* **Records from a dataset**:
--------------------

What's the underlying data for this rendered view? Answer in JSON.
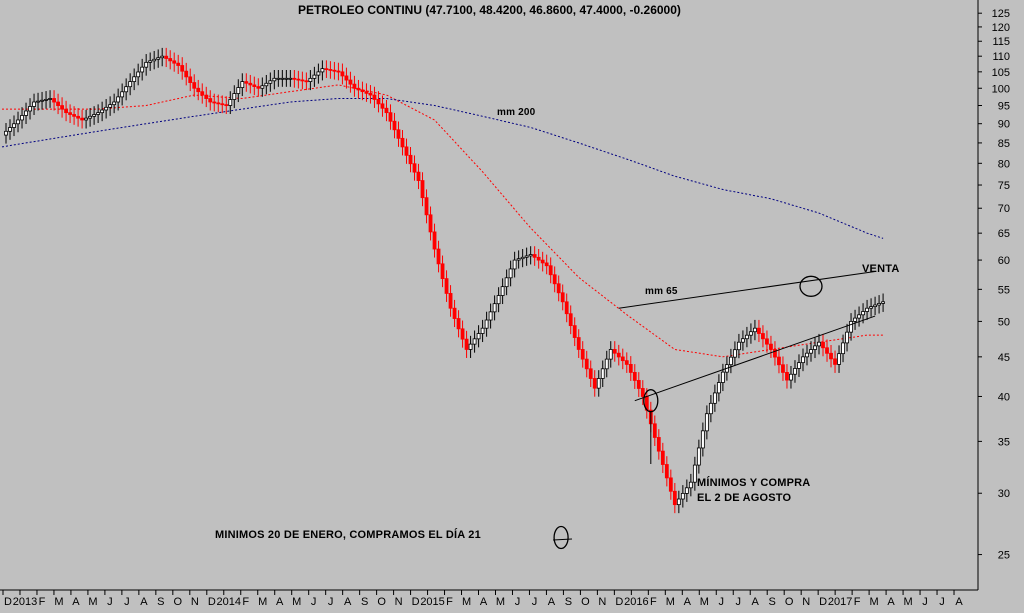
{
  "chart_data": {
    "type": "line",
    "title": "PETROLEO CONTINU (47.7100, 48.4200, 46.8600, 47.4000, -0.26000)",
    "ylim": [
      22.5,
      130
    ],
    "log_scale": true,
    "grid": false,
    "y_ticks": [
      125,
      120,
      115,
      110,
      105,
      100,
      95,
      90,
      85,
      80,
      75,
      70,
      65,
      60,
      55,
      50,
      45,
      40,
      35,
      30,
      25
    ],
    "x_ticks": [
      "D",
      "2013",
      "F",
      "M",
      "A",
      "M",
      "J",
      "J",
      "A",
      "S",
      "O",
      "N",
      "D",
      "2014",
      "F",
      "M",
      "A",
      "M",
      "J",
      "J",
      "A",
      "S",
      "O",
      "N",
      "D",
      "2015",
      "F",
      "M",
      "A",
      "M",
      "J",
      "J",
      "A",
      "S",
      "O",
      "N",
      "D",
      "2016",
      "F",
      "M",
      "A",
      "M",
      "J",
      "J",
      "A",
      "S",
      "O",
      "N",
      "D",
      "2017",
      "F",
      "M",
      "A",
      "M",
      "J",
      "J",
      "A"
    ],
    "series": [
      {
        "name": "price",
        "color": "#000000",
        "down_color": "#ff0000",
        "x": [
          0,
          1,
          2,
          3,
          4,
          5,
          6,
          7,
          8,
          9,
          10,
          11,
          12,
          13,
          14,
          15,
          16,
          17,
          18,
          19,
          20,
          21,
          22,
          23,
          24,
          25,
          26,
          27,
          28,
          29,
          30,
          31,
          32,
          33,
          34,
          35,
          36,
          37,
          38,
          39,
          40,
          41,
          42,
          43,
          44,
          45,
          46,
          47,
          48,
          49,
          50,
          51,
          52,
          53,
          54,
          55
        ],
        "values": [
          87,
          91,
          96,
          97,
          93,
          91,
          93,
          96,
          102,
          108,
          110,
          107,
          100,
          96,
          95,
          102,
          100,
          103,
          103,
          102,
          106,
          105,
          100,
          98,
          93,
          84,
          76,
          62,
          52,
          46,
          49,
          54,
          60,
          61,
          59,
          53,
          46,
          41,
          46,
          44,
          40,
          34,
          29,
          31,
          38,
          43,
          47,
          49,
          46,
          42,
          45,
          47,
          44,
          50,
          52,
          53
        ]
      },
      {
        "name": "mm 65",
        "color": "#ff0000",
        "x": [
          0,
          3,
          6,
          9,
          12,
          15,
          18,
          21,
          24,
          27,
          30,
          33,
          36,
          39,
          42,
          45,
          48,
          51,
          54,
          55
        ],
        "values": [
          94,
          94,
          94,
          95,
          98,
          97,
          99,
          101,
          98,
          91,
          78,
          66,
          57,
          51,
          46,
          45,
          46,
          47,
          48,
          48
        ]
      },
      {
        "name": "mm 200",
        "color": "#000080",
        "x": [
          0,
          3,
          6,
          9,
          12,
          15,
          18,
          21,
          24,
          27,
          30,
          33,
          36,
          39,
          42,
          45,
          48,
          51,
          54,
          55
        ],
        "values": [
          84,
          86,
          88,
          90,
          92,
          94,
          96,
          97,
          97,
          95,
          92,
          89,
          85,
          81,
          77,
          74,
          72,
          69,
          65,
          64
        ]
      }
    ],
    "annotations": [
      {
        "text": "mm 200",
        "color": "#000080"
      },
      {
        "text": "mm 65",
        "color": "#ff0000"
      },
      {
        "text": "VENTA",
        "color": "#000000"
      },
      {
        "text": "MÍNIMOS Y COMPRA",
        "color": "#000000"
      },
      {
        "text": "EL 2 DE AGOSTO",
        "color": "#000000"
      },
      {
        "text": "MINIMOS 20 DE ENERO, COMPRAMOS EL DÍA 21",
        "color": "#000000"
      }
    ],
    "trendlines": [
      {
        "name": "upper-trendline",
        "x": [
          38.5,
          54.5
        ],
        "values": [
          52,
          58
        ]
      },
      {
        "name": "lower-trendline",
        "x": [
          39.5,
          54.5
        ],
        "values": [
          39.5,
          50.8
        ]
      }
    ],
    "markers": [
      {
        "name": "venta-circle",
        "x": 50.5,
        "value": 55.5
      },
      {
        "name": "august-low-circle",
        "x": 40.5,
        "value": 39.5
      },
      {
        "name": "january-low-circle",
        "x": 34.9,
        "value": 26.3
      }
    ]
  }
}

--------------------

* **YOUR GOAL**:
Identify each line containing the string "text" and copy it out.

* **WORKED ANSWER**:
        "text": "mm 200",
        "text": "mm 65",
        "text": "VENTA",
        "text": "MÍNIMOS Y COMPRA",
        "text": "EL 2 DE AGOSTO",
        "text": "MINIMOS 20 DE ENERO, COMPRAMOS EL DÍA 21",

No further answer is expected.